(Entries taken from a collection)
○ ○ ○

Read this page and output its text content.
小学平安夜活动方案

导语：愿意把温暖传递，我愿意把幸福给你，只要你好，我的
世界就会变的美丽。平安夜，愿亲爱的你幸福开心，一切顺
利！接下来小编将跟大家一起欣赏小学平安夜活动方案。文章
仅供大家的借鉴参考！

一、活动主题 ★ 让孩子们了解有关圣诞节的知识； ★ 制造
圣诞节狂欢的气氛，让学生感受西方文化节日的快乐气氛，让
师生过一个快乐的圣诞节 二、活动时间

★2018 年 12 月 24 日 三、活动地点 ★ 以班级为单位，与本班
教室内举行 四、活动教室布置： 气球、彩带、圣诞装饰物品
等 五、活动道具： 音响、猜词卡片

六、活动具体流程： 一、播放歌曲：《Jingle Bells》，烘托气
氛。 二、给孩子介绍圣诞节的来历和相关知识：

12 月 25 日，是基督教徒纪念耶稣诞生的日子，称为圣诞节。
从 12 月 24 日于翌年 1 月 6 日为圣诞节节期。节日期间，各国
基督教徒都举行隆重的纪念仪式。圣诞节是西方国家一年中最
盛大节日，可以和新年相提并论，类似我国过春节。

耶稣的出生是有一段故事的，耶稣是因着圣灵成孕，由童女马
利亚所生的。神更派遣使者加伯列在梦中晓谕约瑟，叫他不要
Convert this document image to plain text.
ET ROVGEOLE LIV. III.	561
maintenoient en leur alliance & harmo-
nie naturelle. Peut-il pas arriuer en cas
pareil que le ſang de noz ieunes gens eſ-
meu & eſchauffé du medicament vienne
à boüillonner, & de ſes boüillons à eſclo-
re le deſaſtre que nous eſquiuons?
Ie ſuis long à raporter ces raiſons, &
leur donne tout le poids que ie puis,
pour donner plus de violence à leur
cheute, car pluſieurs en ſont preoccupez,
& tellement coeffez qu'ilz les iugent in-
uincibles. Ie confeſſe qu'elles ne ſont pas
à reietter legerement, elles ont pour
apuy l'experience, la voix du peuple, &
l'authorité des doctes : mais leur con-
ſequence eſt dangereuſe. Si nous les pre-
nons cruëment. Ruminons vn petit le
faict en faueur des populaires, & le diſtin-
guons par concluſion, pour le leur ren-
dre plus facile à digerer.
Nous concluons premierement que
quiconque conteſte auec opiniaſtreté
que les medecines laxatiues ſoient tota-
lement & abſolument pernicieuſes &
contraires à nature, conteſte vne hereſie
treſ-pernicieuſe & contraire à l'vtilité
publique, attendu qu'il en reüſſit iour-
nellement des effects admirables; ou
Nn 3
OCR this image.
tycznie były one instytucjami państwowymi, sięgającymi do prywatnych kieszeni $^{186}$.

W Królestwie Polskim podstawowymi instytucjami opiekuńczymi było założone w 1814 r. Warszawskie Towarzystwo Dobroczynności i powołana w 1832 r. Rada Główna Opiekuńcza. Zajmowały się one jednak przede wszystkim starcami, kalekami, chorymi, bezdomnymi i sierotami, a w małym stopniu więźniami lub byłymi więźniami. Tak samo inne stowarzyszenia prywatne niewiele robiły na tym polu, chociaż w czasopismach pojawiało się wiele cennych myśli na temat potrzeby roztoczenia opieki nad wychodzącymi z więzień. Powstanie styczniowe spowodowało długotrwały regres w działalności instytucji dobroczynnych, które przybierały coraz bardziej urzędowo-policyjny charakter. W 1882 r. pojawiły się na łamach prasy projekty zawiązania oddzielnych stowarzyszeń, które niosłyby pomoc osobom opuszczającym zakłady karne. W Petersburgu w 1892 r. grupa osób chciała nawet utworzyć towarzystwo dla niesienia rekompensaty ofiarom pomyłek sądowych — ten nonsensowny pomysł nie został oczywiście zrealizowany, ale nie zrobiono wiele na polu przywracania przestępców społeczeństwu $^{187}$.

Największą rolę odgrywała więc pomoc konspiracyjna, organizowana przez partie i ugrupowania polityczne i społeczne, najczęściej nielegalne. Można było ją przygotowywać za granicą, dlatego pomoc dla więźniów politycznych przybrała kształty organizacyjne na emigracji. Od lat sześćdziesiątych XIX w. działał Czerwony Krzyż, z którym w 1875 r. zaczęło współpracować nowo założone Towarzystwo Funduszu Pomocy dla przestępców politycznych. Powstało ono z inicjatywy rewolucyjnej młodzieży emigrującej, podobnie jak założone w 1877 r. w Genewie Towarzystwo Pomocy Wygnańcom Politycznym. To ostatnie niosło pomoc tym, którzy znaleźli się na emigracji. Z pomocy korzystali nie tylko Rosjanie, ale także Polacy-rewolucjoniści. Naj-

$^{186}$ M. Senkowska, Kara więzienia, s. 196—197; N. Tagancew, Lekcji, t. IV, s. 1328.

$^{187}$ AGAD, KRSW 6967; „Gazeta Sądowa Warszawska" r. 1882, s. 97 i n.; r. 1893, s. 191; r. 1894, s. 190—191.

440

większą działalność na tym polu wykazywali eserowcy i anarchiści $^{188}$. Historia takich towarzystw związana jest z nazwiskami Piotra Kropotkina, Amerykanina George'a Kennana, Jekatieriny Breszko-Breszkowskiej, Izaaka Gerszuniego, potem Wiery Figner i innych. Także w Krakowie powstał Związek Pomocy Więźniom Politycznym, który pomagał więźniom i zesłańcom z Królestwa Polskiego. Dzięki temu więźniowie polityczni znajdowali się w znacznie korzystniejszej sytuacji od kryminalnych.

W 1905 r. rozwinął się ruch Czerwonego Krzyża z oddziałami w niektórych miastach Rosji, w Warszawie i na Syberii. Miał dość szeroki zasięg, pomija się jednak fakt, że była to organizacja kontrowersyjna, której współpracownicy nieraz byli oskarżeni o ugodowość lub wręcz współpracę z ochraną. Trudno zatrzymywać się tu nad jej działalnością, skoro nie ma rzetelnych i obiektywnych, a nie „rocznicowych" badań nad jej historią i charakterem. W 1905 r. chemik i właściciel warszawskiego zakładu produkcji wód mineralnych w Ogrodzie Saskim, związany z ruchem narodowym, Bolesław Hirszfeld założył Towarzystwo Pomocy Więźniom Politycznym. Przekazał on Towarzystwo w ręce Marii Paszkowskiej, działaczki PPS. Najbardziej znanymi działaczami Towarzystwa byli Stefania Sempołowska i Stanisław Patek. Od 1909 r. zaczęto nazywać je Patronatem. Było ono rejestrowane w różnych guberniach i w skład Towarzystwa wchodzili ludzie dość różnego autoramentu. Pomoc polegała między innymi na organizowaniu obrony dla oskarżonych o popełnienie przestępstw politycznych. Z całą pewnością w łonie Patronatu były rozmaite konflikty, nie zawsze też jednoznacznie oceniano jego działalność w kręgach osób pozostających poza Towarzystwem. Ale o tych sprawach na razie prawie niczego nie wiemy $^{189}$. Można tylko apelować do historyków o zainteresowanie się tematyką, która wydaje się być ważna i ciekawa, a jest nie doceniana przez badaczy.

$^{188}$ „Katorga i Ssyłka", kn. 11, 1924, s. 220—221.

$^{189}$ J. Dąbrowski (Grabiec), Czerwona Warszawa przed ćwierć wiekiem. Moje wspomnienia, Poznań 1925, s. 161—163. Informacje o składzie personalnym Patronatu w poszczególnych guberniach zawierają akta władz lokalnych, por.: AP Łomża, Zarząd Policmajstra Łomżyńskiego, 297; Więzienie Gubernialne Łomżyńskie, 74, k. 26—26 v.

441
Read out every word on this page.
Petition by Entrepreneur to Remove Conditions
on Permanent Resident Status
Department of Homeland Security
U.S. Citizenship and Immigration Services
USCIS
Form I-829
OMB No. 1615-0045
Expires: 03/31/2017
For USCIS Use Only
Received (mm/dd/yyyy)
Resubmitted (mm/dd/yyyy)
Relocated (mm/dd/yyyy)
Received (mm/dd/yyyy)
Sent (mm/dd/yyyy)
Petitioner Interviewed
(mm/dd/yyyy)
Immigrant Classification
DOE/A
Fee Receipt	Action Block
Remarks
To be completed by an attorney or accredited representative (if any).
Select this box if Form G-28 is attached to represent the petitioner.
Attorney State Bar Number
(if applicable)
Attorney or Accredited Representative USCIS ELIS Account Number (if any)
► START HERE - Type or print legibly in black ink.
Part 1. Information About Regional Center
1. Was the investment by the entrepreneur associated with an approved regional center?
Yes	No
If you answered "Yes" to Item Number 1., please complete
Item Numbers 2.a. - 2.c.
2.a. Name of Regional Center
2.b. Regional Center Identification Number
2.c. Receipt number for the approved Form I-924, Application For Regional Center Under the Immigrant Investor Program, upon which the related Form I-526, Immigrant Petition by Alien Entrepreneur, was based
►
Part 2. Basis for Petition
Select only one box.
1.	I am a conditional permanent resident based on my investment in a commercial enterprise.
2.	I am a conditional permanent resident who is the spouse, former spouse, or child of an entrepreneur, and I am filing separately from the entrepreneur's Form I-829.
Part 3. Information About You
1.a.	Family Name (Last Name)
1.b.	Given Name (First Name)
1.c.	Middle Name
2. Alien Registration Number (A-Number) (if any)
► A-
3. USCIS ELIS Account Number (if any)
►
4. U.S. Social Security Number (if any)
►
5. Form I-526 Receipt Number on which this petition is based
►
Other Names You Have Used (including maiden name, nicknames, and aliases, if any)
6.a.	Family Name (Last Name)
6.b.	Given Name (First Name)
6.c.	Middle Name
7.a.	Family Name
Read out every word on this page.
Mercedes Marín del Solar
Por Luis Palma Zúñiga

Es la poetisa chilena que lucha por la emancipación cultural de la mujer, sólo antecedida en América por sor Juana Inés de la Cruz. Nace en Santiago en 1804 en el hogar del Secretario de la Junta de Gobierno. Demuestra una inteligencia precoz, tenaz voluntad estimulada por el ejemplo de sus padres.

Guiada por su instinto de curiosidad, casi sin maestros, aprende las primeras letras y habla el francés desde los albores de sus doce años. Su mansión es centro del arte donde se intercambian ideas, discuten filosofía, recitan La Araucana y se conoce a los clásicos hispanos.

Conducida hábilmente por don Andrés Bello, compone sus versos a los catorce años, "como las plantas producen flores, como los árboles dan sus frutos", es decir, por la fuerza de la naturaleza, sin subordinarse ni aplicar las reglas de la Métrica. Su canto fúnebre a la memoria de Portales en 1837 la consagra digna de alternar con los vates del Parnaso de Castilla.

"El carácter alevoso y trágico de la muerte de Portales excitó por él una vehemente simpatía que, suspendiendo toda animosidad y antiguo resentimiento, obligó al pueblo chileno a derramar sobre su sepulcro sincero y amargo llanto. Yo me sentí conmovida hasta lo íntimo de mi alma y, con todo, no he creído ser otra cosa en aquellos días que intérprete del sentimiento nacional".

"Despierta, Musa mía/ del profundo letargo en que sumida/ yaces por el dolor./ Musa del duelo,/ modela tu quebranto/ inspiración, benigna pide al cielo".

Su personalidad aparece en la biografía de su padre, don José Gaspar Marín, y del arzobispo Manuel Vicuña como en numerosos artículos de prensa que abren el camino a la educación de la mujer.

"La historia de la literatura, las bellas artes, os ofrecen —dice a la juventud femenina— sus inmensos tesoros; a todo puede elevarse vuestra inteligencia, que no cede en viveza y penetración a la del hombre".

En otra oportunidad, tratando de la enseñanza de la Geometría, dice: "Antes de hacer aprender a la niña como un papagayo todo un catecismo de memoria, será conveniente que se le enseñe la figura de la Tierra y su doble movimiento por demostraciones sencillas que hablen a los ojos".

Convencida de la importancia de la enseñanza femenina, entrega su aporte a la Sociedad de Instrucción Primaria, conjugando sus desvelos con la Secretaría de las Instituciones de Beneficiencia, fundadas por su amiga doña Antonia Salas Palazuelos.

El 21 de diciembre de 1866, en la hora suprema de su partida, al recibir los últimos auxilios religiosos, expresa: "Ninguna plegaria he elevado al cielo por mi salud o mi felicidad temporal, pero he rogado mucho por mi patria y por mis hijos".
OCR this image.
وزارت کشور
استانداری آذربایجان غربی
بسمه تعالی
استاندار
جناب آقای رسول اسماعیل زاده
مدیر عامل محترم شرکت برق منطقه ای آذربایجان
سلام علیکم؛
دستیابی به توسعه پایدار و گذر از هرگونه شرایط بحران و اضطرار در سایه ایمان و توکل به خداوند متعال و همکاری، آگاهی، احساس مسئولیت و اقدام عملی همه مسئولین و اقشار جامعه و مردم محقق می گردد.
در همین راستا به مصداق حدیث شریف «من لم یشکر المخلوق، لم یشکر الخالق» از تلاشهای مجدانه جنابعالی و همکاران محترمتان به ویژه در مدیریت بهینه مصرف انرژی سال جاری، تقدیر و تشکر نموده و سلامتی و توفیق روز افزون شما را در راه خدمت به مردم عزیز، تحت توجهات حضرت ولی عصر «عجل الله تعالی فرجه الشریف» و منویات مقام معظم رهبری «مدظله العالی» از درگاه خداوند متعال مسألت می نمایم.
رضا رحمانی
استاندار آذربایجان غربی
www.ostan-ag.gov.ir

○ ○ ○

> [GOAL]
Find the word "conteſte" in the entries above and gather every line that holds it.

> [CORRECT RESPONSE]
quiconque conteſte auec opiniaſtreté
contraires à nature, conteſte vne hereſie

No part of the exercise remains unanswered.